(Short task): Go through the listing and pick out each line with the word "JSON" in it.
========
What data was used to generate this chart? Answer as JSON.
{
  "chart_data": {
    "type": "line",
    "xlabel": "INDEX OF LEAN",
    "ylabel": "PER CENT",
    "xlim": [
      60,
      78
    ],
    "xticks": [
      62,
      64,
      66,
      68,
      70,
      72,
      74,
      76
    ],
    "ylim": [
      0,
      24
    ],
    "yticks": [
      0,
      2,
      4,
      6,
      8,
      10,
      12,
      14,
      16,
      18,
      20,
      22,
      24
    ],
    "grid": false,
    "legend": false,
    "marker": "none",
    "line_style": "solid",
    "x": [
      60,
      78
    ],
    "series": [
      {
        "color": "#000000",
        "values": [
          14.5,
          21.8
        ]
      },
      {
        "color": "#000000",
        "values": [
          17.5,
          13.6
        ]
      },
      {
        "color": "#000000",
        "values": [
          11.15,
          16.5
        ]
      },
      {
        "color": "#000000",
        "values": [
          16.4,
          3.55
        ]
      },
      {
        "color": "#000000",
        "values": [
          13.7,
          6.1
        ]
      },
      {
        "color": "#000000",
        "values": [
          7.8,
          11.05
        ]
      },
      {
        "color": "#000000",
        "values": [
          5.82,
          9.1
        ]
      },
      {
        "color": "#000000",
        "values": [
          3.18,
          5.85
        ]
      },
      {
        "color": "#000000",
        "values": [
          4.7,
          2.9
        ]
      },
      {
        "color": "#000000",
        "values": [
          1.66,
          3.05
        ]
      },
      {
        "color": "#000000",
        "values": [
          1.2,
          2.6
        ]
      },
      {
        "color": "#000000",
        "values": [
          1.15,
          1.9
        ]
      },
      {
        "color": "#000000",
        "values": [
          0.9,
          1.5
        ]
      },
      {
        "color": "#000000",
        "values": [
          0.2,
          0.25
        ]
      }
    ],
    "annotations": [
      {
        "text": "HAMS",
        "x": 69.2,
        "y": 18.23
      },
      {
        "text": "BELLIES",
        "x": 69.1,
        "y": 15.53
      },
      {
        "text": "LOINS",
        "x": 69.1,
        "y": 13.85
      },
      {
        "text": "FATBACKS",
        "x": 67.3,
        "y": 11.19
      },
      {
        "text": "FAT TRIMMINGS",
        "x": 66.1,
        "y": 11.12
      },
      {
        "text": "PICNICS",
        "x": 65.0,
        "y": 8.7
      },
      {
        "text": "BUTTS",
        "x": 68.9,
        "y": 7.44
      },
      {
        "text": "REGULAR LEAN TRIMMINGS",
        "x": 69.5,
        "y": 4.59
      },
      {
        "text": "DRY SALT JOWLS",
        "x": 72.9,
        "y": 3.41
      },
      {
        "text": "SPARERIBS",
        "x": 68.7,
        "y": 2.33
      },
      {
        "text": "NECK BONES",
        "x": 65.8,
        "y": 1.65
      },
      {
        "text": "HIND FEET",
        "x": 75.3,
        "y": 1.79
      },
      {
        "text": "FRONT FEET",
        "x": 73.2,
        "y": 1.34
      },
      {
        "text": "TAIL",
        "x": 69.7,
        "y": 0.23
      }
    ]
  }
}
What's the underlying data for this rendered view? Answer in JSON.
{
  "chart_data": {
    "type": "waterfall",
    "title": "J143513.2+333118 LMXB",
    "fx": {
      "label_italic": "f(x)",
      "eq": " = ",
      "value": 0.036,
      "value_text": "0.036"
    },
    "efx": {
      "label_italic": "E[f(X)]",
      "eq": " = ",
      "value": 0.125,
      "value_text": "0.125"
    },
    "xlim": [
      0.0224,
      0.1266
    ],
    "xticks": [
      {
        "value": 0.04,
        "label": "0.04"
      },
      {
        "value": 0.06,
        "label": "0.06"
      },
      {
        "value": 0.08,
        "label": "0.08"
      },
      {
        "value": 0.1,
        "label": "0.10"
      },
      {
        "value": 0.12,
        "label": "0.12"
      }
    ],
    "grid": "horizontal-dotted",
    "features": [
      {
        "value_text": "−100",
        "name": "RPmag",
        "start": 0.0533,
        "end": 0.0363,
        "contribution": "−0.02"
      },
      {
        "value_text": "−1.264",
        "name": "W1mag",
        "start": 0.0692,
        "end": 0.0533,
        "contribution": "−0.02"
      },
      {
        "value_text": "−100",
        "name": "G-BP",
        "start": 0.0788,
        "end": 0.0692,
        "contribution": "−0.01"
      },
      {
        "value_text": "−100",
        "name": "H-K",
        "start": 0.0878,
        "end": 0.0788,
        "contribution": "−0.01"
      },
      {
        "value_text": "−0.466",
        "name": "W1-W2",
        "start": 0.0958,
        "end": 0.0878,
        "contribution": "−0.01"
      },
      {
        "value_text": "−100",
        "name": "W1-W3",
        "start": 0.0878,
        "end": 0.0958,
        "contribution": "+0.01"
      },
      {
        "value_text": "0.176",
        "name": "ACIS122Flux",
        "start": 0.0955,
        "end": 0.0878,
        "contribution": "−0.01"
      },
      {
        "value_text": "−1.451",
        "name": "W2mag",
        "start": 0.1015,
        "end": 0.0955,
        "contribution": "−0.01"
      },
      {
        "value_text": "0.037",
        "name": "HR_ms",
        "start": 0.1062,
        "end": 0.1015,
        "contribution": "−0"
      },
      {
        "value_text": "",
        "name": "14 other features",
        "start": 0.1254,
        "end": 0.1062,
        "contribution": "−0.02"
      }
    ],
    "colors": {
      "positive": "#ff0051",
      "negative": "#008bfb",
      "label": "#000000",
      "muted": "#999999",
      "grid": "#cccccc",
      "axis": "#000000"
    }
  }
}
========
(Result of the task):
What data was used to generate this chart? Answer as JSON.
What's the underlying data for this rendered view? Answer in JSON.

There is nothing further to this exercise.